### What you need to do
Copy out each line exactly as it appears.

### Records for this task
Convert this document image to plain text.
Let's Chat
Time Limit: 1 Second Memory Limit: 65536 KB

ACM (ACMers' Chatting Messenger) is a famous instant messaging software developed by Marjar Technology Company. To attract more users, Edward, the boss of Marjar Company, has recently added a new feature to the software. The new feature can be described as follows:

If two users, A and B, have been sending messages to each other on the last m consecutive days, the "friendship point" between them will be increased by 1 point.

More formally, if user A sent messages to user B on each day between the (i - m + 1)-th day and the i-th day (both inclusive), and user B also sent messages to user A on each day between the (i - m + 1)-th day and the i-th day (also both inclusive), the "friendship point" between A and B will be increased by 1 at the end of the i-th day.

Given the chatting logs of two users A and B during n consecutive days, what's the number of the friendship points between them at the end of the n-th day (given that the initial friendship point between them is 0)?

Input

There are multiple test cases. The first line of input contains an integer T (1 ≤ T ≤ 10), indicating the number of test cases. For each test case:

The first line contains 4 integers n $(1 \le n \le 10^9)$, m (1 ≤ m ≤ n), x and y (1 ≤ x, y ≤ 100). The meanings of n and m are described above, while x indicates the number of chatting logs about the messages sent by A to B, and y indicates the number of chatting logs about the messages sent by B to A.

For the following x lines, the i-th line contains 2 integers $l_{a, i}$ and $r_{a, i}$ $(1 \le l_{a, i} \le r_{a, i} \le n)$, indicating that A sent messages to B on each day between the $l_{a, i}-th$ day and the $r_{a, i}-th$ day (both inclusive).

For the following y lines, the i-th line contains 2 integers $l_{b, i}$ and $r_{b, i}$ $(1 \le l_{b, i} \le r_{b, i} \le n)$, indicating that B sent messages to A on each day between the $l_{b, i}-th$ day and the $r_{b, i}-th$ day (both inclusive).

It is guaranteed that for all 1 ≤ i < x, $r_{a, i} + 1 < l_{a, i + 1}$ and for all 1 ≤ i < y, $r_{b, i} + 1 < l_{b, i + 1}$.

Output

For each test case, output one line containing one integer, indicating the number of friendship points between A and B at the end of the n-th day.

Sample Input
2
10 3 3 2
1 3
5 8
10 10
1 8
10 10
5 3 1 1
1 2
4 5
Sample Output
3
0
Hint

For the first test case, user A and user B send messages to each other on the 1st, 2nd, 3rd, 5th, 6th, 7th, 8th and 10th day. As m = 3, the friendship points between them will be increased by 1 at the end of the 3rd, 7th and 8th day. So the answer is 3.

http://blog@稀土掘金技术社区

### Finished task
Convert this document image to plain text.
Let's Chat
Time Limit: 1 Second Memory Limit: 65536 KB

ACM (ACMers' Chatting Messenger) is a famous instant messaging software developed by Marjar Technology Company. To attract more users, Edward, the boss of Marjar Company, has recently added a new feature to the software. The new feature can be described as follows:

If two users, A and B, have been sending messages to each other on the last m consecutive days, the "friendship point" between them will be increased by 1 point.

More formally, if user A sent messages to user B on each day between the (i - m + 1)-th day and the i-th day (both inclusive), and user B also sent messages to user A on each day between the (i - m + 1)-th day and the i-th day (also both inclusive), the "friendship point" between A and B will be increased by 1 at the end of the i-th day.

Given the chatting logs of two users A and B during n consecutive days, what's the number of the friendship points between them at the end of the n-th day (given that the initial friendship point between them is 0)?

Input

There are multiple test cases. The first line of input contains an integer T (1 ≤ T ≤ 10), indicating the number of test cases. For each test case:

The first line contains 4 integers n $(1 \le n \le 10^9)$, m (1 ≤ m ≤ n), x and y (1 ≤ x, y ≤ 100). The meanings of n and m are described above, while x indicates the number of chatting logs about the messages sent by A to B, and y indicates the number of chatting logs about the messages sent by B to A.

For the following x lines, the i-th line contains 2 integers $l_{a, i}$ and $r_{a, i}$ $(1 \le l_{a, i} \le r_{a, i} \le n)$, indicating that A sent messages to B on each day between the $l_{a, i}-th$ day and the $r_{a, i}-th$ day (both inclusive).

For the following y lines, the i-th line contains 2 integers $l_{b, i}$ and $r_{b, i}$ $(1 \le l_{b, i} \le r_{b, i} \le n)$, indicating that B sent messages to A on each day between the $l_{b, i}-th$ day and the $r_{b, i}-th$ day (both inclusive).

It is guaranteed that for all 1 ≤ i < x, $r_{a, i} + 1 < l_{a, i + 1}$ and for all 1 ≤ i < y, $r_{b, i} + 1 < l_{b, i + 1}$.

Output

For each test case, output one line containing one integer, indicating the number of friendship points between A and B at the end of the n-th day.

Sample Input
2
10 3 3 2
1 3
5 8
10 10
1 8
10 10
5 3 1 1
1 2
4 5
Sample Output
3
0
Hint

For the first test case, user A and user B send messages to each other on the 1st, 2nd, 3rd, 5th, 6th, 7th, 8th and 10th day. As m = 3, the friendship points between them will be increased by 1 at the end of the 3rd, 7th and 8th day. So the answer is 3.

http://blog@稀土掘金技术社区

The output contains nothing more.